THE EXERCISE – Could you turn the lines below into a Markdown table with the columns "Row" and "Line", numbering each row and leaving out any blank lines?

Source data:

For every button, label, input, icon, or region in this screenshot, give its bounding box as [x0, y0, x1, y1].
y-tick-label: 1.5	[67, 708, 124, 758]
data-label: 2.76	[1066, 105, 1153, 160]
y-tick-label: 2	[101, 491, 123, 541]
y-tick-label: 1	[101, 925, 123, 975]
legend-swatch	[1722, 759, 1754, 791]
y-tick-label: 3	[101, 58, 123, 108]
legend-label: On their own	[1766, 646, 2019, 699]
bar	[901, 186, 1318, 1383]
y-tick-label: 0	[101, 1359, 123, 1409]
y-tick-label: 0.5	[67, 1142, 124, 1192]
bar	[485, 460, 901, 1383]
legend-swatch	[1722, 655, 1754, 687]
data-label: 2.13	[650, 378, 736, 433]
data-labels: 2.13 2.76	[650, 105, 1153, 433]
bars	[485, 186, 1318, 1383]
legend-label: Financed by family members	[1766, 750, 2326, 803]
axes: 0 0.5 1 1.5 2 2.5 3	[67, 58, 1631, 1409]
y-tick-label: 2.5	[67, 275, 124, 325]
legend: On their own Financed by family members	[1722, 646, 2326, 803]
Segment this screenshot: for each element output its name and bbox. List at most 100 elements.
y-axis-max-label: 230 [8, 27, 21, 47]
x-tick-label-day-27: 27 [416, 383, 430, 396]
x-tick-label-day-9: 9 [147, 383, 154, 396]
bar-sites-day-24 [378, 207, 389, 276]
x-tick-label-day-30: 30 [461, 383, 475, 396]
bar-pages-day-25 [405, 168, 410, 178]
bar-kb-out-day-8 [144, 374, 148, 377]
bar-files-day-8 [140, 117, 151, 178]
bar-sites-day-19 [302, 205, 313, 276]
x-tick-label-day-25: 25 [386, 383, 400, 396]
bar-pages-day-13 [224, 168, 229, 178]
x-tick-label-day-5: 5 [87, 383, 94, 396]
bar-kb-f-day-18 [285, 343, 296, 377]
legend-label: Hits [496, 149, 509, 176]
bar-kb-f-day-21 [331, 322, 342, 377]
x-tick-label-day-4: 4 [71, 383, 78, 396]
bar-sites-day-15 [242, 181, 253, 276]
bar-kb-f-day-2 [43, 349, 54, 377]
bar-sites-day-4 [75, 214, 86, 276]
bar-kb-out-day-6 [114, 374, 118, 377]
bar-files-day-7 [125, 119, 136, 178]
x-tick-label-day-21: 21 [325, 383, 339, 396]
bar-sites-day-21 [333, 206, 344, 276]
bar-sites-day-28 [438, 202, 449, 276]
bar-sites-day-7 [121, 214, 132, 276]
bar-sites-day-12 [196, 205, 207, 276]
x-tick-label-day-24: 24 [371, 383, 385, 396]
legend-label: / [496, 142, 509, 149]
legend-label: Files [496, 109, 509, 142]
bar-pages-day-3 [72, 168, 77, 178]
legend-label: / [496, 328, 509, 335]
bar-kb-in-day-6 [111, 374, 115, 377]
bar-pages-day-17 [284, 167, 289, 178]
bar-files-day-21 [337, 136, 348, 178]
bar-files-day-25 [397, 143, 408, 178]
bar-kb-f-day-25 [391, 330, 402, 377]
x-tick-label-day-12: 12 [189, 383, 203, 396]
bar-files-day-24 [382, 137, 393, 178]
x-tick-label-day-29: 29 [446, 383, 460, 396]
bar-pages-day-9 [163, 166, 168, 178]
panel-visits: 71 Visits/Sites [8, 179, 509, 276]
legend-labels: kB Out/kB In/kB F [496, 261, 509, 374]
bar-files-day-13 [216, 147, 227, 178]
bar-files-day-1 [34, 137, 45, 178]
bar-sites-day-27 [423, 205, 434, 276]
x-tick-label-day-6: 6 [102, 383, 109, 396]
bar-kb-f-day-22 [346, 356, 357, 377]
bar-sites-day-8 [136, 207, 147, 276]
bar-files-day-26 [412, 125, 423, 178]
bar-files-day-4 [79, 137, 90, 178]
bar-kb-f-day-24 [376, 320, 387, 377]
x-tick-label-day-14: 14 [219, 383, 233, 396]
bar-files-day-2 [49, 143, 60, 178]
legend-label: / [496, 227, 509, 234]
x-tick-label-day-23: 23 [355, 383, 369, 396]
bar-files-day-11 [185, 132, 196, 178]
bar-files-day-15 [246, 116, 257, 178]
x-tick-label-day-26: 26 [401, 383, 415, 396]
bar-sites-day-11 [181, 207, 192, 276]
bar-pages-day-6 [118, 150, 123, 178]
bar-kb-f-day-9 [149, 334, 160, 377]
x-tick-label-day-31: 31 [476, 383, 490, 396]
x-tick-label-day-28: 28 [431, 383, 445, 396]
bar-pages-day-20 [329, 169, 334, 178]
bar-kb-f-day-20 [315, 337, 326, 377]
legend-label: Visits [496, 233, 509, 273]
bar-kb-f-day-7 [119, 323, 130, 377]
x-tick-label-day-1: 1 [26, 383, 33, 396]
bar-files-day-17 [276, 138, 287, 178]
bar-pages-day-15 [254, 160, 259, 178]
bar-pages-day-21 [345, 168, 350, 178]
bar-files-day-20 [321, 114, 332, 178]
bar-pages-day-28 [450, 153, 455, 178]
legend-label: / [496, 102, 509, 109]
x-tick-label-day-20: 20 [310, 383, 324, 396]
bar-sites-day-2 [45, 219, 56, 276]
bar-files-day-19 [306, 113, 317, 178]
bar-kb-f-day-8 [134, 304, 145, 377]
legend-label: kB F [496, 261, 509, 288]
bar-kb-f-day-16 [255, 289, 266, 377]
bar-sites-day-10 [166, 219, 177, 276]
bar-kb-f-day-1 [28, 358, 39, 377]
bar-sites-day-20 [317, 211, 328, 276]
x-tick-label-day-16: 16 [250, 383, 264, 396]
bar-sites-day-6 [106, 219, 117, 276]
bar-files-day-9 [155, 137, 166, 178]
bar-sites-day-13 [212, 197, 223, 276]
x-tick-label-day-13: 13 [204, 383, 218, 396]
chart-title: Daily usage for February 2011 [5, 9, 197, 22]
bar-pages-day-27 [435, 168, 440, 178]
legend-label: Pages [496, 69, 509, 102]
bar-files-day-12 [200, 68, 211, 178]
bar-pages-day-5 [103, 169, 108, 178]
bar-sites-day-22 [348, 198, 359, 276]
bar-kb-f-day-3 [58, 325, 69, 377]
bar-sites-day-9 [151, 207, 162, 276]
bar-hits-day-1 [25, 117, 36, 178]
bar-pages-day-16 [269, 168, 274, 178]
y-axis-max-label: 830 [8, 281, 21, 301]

THE RESPONSE –
| Row | Line |
|---|---|
| 1 | For every button, label, input, icon, or region in this screenshot, give its bounding box as [x0, y0, x1, y1]. |
| 2 | y-tick-label: 1.5	[67, 708, 124, 758] |
| 3 | data-label: 2.76	[1066, 105, 1153, 160] |
| 4 | y-tick-label: 2	[101, 491, 123, 541] |
| 5 | y-tick-label: 1	[101, 925, 123, 975] |
| 6 | legend-swatch	[1722, 759, 1754, 791] |
| 7 | y-tick-label: 3	[101, 58, 123, 108] |
| 8 | legend-label: On their own	[1766, 646, 2019, 699] |
| 9 | bar	[901, 186, 1318, 1383] |
| 10 | y-tick-label: 0	[101, 1359, 123, 1409] |
| 11 | y-tick-label: 0.5	[67, 1142, 124, 1192] |
| 12 | bar	[485, 460, 901, 1383] |
| 13 | legend-swatch	[1722, 655, 1754, 687] |
| 14 | data-label: 2.13	[650, 378, 736, 433] |
| 15 | data-labels: 2.13 2.76	[650, 105, 1153, 433] |
| 16 | bars	[485, 186, 1318, 1383] |
| 17 | legend-label: Financed by family members	[1766, 750, 2326, 803] |
| 18 | axes: 0 0.5 1 1.5 2 2.5 3	[67, 58, 1631, 1409] |
| 19 | y-tick-label: 2.5	[67, 275, 124, 325] |
| 20 | legend: On their own Financed by family members	[1722, 646, 2326, 803] |
| 21 | Segment this screenshot: for each element output its name and bbox. List at most 100 elements. |
| 22 | y-axis-max-label: 230 [8, 27, 21, 47] |
| 23 | x-tick-label-day-27: 27 [416, 383, 430, 396] |
| 24 | x-tick-label-day-9: 9 [147, 383, 154, 396] |
| 25 | bar-sites-day-24 [378, 207, 389, 276] |
| 26 | x-tick-label-day-30: 30 [461, 383, 475, 396] |
| 27 | bar-pages-day-25 [405, 168, 410, 178] |
| 28 | bar-kb-out-day-8 [144, 374, 148, 377] |
| 29 | bar-files-day-8 [140, 117, 151, 178] |
| 30 | bar-sites-day-19 [302, 205, 313, 276] |
| 31 | x-tick-label-day-25: 25 [386, 383, 400, 396] |
| 32 | bar-pages-day-13 [224, 168, 229, 178] |
| 33 | x-tick-label-day-5: 5 [87, 383, 94, 396] |
| 34 | bar-kb-f-day-18 [285, 343, 296, 377] |
| 35 | legend-label: Hits [496, 149, 509, 176] |
| 36 | bar-kb-f-day-21 [331, 322, 342, 377] |
| 37 | x-tick-label-day-4: 4 [71, 383, 78, 396] |
| 38 | bar-sites-day-15 [242, 181, 253, 276] |
| 39 | bar-kb-f-day-2 [43, 349, 54, 377] |
| 40 | bar-sites-day-4 [75, 214, 86, 276] |
| 41 | bar-kb-out-day-6 [114, 374, 118, 377] |
| 42 | bar-files-day-7 [125, 119, 136, 178] |
| 43 | x-tick-label-day-21: 21 [325, 383, 339, 396] |
| 44 | bar-sites-day-21 [333, 206, 344, 276] |
| 45 | bar-sites-day-28 [438, 202, 449, 276] |
| 46 | bar-sites-day-7 [121, 214, 132, 276] |
| 47 | bar-sites-day-12 [196, 205, 207, 276] |
| 48 | x-tick-label-day-24: 24 [371, 383, 385, 396] |
| 49 | legend-label: / [496, 142, 509, 149] |
| 50 | legend-label: Files [496, 109, 509, 142] |
| 51 | bar-pages-day-3 [72, 168, 77, 178] |
| 52 | legend-label: / [496, 328, 509, 335] |
| 53 | bar-kb-in-day-6 [111, 374, 115, 377] |
| 54 | bar-pages-day-17 [284, 167, 289, 178] |
| 55 | bar-files-day-21 [337, 136, 348, 178] |
| 56 | bar-files-day-25 [397, 143, 408, 178] |
| 57 | bar-kb-f-day-25 [391, 330, 402, 377] |
| 58 | x-tick-label-day-12: 12 [189, 383, 203, 396] |
| 59 | bar-files-day-24 [382, 137, 393, 178] |
| 60 | x-tick-label-day-29: 29 [446, 383, 460, 396] |
| 61 | bar-pages-day-9 [163, 166, 168, 178] |
| 62 | panel-visits: 71 Visits/Sites [8, 179, 509, 276] |
| 63 | legend-labels: kB Out/kB In/kB F [496, 261, 509, 374] |
| 64 | bar-files-day-13 [216, 147, 227, 178] |
| 65 | bar-files-day-1 [34, 137, 45, 178] |
| 66 | bar-sites-day-27 [423, 205, 434, 276] |
| 67 | x-tick-label-day-6: 6 [102, 383, 109, 396] |
| 68 | bar-kb-f-day-22 [346, 356, 357, 377] |
| 69 | bar-sites-day-8 [136, 207, 147, 276] |
| 70 | bar-files-day-26 [412, 125, 423, 178] |
| 71 | bar-files-day-4 [79, 137, 90, 178] |
| 72 | bar-kb-f-day-24 [376, 320, 387, 377] |
| 73 | x-tick-label-day-14: 14 [219, 383, 233, 396] |
| 74 | bar-files-day-2 [49, 143, 60, 178] |
| 75 | legend-label: / [496, 227, 509, 234] |
| 76 | x-tick-label-day-23: 23 [355, 383, 369, 396] |
| 77 | bar-files-day-11 [185, 132, 196, 178] |
| 78 | bar-files-day-15 [246, 116, 257, 178] |
| 79 | x-tick-label-day-26: 26 [401, 383, 415, 396] |
| 80 | bar-sites-day-11 [181, 207, 192, 276] |
| 81 | bar-pages-day-6 [118, 150, 123, 178] |
| 82 | bar-kb-f-day-9 [149, 334, 160, 377] |
| 83 | x-tick-label-day-31: 31 [476, 383, 490, 396] |
| 84 | x-tick-label-day-28: 28 [431, 383, 445, 396] |
| 85 | bar-pages-day-20 [329, 169, 334, 178] |
| 86 | bar-kb-f-day-20 [315, 337, 326, 377] |
| 87 | legend-label: Visits [496, 233, 509, 273] |
| 88 | bar-kb-f-day-7 [119, 323, 130, 377] |
| 89 | x-tick-label-day-1: 1 [26, 383, 33, 396] |
| 90 | bar-files-day-17 [276, 138, 287, 178] |
| 91 | bar-pages-day-15 [254, 160, 259, 178] |
| 92 | bar-pages-day-21 [345, 168, 350, 178] |
| 93 | bar-files-day-20 [321, 114, 332, 178] |
| 94 | bar-pages-day-28 [450, 153, 455, 178] |
| 95 | legend-label: / [496, 102, 509, 109] |
| 96 | x-tick-label-day-20: 20 [310, 383, 324, 396] |
| 97 | bar-sites-day-2 [45, 219, 56, 276] |
| 98 | bar-files-day-19 [306, 113, 317, 178] |
| 99 | bar-kb-f-day-8 [134, 304, 145, 377] |
| 100 | legend-label: kB F [496, 261, 509, 288] |
| 101 | bar-kb-f-day-16 [255, 289, 266, 377] |
| 102 | bar-sites-day-10 [166, 219, 177, 276] |
| 103 | bar-kb-f-day-1 [28, 358, 39, 377] |
| 104 | bar-sites-day-20 [317, 211, 328, 276] |
| 105 | x-tick-label-day-16: 16 [250, 383, 264, 396] |
| 106 | bar-sites-day-6 [106, 219, 117, 276] |
| 107 | bar-files-day-9 [155, 137, 166, 178] |
| 108 | bar-sites-day-13 [212, 197, 223, 276] |
| 109 | x-tick-label-day-13: 13 [204, 383, 218, 396] |
| 110 | chart-title: Daily usage for February 2011 [5, 9, 197, 22] |
| 111 | bar-pages-day-27 [435, 168, 440, 178] |
| 112 | legend-label: Pages [496, 69, 509, 102] |
| 113 | bar-files-day-12 [200, 68, 211, 178] |
| 114 | bar-pages-day-5 [103, 169, 108, 178] |
| 115 | bar-sites-day-22 [348, 198, 359, 276] |
| 116 | bar-kb-f-day-3 [58, 325, 69, 377] |
| 117 | bar-sites-day-9 [151, 207, 162, 276] |
| 118 | bar-hits-day-1 [25, 117, 36, 178] |
| 119 | bar-pages-day-16 [269, 168, 274, 178] |
| 120 | y-axis-max-label: 830 [8, 281, 21, 301] |